--- START Data for processing ---
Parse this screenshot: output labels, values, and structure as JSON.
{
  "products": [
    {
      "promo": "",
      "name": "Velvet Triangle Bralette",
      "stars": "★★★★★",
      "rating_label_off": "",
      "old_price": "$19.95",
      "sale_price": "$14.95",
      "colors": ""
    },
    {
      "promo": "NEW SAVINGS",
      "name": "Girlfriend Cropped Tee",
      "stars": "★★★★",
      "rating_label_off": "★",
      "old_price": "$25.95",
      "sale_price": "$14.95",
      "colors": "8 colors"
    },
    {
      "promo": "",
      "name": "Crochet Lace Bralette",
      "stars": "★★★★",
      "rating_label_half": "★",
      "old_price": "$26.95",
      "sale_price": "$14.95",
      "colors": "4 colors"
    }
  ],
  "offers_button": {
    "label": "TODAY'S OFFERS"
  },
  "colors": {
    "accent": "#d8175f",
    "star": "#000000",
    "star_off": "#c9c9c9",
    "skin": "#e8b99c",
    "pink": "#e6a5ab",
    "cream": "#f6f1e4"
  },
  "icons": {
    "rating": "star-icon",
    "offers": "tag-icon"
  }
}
--- END Data for processing ---
__Requirement__.
Above are the records. Copy every line in them holding "colors".

__Final result__.
      "colors": ""
      "colors": "8 colors"
      "colors": "4 colors"
  "colors": {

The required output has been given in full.